• [GOAL] Omit the pictures from the entries below and retype everything else exactly.

• [Dataset records]

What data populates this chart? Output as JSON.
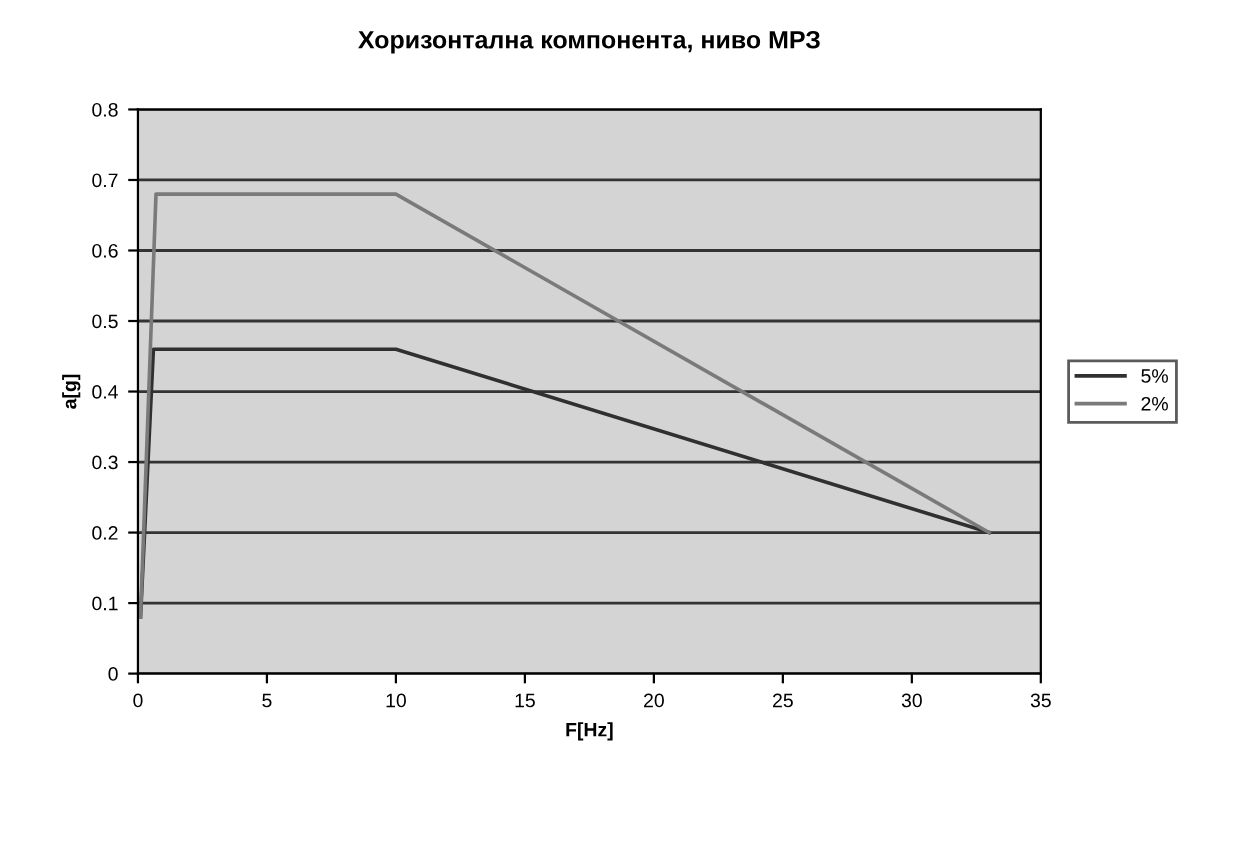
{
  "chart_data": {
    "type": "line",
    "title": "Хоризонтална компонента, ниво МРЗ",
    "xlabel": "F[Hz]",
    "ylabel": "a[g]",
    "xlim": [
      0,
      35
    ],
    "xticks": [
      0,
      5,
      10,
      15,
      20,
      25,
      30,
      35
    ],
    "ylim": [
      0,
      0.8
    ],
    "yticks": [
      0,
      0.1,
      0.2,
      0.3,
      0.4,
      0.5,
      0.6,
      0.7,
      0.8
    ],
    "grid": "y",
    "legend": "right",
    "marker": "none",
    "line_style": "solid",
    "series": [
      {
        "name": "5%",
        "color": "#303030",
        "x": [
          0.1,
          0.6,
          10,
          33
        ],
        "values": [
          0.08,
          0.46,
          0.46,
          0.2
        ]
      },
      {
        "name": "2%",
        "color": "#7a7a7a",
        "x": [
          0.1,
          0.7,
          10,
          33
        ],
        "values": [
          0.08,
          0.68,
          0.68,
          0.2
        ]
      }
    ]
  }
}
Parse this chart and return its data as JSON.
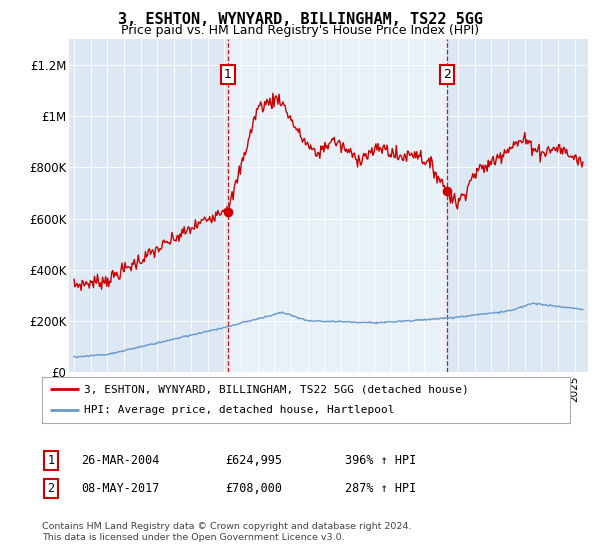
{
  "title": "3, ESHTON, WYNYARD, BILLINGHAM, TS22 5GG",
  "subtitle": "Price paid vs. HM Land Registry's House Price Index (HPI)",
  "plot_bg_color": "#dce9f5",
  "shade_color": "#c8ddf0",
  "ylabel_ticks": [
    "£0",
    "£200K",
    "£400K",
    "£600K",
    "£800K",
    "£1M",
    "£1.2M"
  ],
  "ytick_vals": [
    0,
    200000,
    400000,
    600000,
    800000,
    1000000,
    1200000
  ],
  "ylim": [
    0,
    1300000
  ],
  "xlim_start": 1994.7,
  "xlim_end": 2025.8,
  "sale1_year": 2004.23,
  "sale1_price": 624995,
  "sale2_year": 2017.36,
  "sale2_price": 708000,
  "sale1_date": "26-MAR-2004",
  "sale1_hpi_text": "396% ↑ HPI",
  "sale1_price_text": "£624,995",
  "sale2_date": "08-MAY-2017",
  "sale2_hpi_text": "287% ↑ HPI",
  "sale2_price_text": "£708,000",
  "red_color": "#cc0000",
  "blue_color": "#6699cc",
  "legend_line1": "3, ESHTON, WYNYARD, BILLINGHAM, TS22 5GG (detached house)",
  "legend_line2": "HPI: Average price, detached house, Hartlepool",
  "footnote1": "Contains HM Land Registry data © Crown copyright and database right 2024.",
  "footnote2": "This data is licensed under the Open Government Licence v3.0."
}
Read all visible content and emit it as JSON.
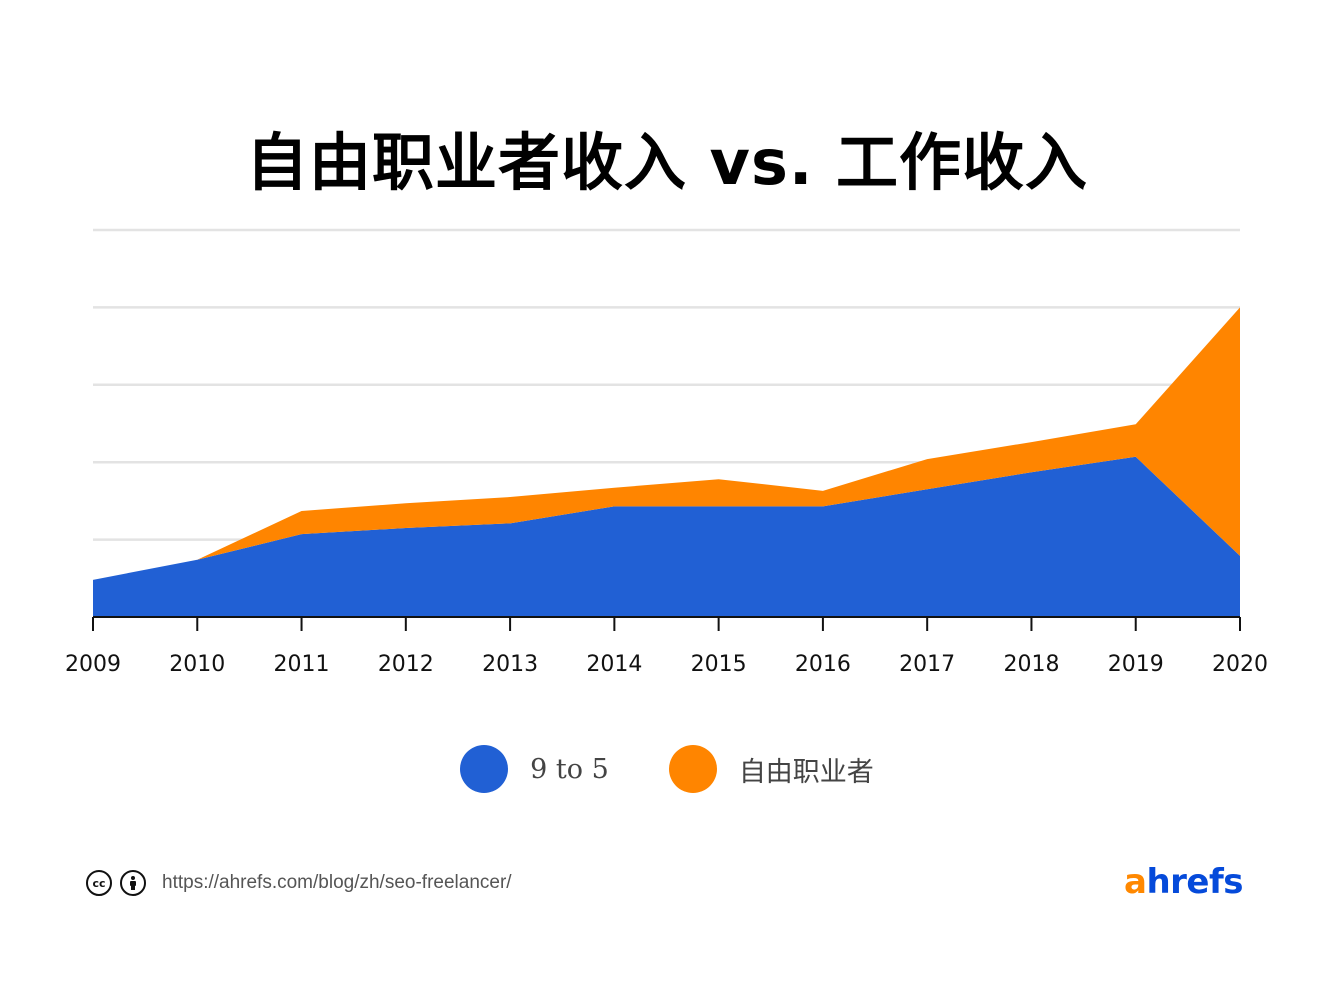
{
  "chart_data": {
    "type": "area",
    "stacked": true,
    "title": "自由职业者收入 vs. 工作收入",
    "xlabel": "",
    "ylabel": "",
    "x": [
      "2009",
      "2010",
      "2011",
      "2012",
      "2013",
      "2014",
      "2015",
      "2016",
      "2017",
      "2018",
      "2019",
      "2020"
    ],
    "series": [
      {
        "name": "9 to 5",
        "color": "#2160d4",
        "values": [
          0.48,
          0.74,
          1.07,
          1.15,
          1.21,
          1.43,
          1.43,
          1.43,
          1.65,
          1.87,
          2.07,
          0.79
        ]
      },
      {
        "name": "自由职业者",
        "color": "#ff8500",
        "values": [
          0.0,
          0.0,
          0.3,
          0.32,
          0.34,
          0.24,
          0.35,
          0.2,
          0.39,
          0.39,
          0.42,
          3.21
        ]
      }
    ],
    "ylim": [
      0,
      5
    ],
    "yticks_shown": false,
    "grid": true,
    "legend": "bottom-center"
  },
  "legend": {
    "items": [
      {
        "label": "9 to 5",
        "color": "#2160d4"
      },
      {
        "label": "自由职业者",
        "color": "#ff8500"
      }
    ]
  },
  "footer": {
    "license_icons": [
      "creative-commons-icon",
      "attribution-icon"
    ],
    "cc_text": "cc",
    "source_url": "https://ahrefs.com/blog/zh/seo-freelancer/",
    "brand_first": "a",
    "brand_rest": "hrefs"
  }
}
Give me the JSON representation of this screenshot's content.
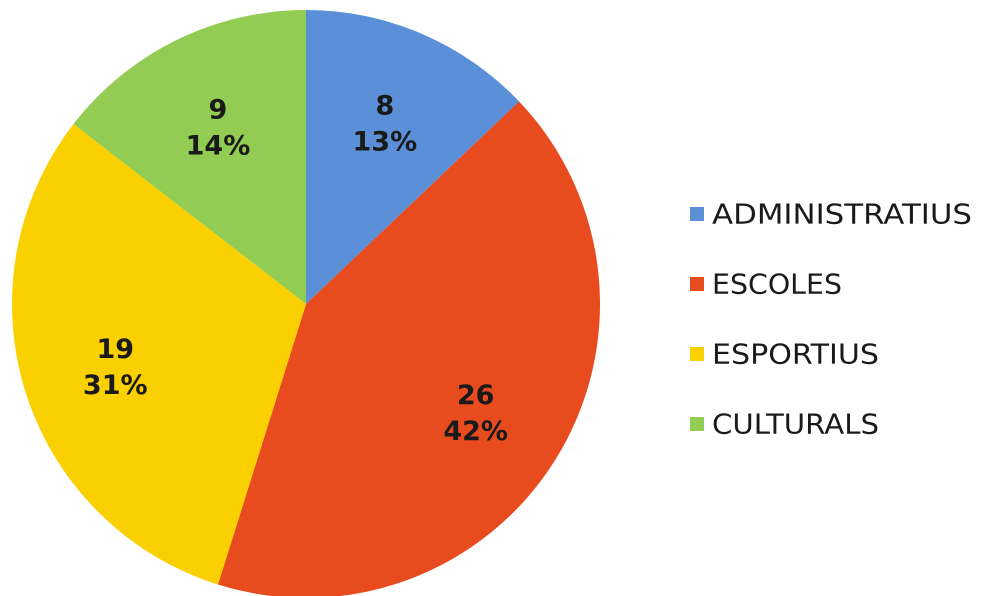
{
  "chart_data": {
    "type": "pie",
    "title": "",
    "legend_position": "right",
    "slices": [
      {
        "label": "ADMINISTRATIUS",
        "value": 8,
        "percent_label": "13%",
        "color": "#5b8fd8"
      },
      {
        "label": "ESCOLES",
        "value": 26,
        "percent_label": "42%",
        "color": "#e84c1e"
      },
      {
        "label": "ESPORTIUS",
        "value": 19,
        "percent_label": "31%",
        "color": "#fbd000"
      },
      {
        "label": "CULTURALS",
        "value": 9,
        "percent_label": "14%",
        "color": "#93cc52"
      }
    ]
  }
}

• [FULL ANSWER]
What data populates this chart? Output as JSON.
{
  "chart_data": {
    "type": "line",
    "title": "Хоризонтална компонента, ниво МРЗ",
    "xlabel": "F[Hz]",
    "ylabel": "a[g]",
    "xlim": [
      0,
      35
    ],
    "xticks": [
      0,
      5,
      10,
      15,
      20,
      25,
      30,
      35
    ],
    "ylim": [
      0,
      0.8
    ],
    "yticks": [
      0,
      0.1,
      0.2,
      0.3,
      0.4,
      0.5,
      0.6,
      0.7,
      0.8
    ],
    "grid": "y",
    "legend": "right",
    "marker": "none",
    "line_style": "solid",
    "series": [
      {
        "name": "5%",
        "color": "#303030",
        "x": [
          0.1,
          0.6,
          10,
          33
        ],
        "values": [
          0.08,
          0.46,
          0.46,
          0.2
        ]
      },
      {
        "name": "2%",
        "color": "#7a7a7a",
        "x": [
          0.1,
          0.7,
          10,
          33
        ],
        "values": [
          0.08,
          0.68,
          0.68,
          0.2
        ]
      }
    ]
  }
}
Parse this chart and return its data as JSON.
{
  "title": "3, ESHTON, WYNYARD, BILLINGHAM, TS22 5GG",
  "subtitle": "Price paid vs. HM Land Registry's House Price Index (HPI)",
  "plot_bg_color": "#dce9f5",
  "shade_color": "#c8ddf0",
  "ylabel_ticks": [
    "£0",
    "£200K",
    "£400K",
    "£600K",
    "£800K",
    "£1M",
    "£1.2M"
  ],
  "ytick_vals": [
    0,
    200000,
    400000,
    600000,
    800000,
    1000000,
    1200000
  ],
  "ylim": [
    0,
    1300000
  ],
  "xlim_start": 1994.7,
  "xlim_end": 2025.8,
  "sale1_year": 2004.23,
  "sale1_price": 624995,
  "sale2_year": 2017.36,
  "sale2_price": 708000,
  "sale1_date": "26-MAR-2004",
  "sale1_hpi_text": "396% ↑ HPI",
  "sale1_price_text": "£624,995",
  "sale2_date": "08-MAY-2017",
  "sale2_hpi_text": "287% ↑ HPI",
  "sale2_price_text": "£708,000",
  "red_color": "#cc0000",
  "blue_color": "#6699cc",
  "legend_line1": "3, ESHTON, WYNYARD, BILLINGHAM, TS22 5GG (detached house)",
  "legend_line2": "HPI: Average price, detached house, Hartlepool",
  "footnote1": "Contains HM Land Registry data © Crown copyright and database right 2024.",
  "footnote2": "This data is licensed under the Open Government Licence v3.0."
}
Read all visible content and emit it as JSON.
{
  "chart_data": {
    "type": "area",
    "stacked": true,
    "title": "自由职业者收入 vs. 工作收入",
    "xlabel": "",
    "ylabel": "",
    "x": [
      "2009",
      "2010",
      "2011",
      "2012",
      "2013",
      "2014",
      "2015",
      "2016",
      "2017",
      "2018",
      "2019",
      "2020"
    ],
    "series": [
      {
        "name": "9 to 5",
        "color": "#2160d4",
        "values": [
          0.48,
          0.74,
          1.07,
          1.15,
          1.21,
          1.43,
          1.43,
          1.43,
          1.65,
          1.87,
          2.07,
          0.79
        ]
      },
      {
        "name": "自由职业者",
        "color": "#ff8500",
        "values": [
          0.0,
          0.0,
          0.3,
          0.32,
          0.34,
          0.24,
          0.35,
          0.2,
          0.39,
          0.39,
          0.42,
          3.21
        ]
      }
    ],
    "ylim": [
      0,
      5
    ],
    "yticks_shown": false,
    "grid": true,
    "legend": "bottom-center"
  },
  "legend": {
    "items": [
      {
        "label": "9 to 5",
        "color": "#2160d4"
      },
      {
        "label": "自由职业者",
        "color": "#ff8500"
      }
    ]
  },
  "footer": {
    "license_icons": [
      "creative-commons-icon",
      "attribution-icon"
    ],
    "cc_text": "cc",
    "source_url": "https://ahrefs.com/blog/zh/seo-freelancer/",
    "brand_first": "a",
    "brand_rest": "hrefs"
  }
}
Give me the JSON representation of this screenshot's content.
{
  "chart_data": {
    "type": "pie",
    "title": "",
    "legend_position": "right",
    "slices": [
      {
        "label": "ADMINISTRATIUS",
        "value": 8,
        "percent_label": "13%",
        "color": "#5b8fd8"
      },
      {
        "label": "ESCOLES",
        "value": 26,
        "percent_label": "42%",
        "color": "#e84c1e"
      },
      {
        "label": "ESPORTIUS",
        "value": 19,
        "percent_label": "31%",
        "color": "#fbd000"
      },
      {
        "label": "CULTURALS",
        "value": 9,
        "percent_label": "14%",
        "color": "#93cc52"
      }
    ]
  }
}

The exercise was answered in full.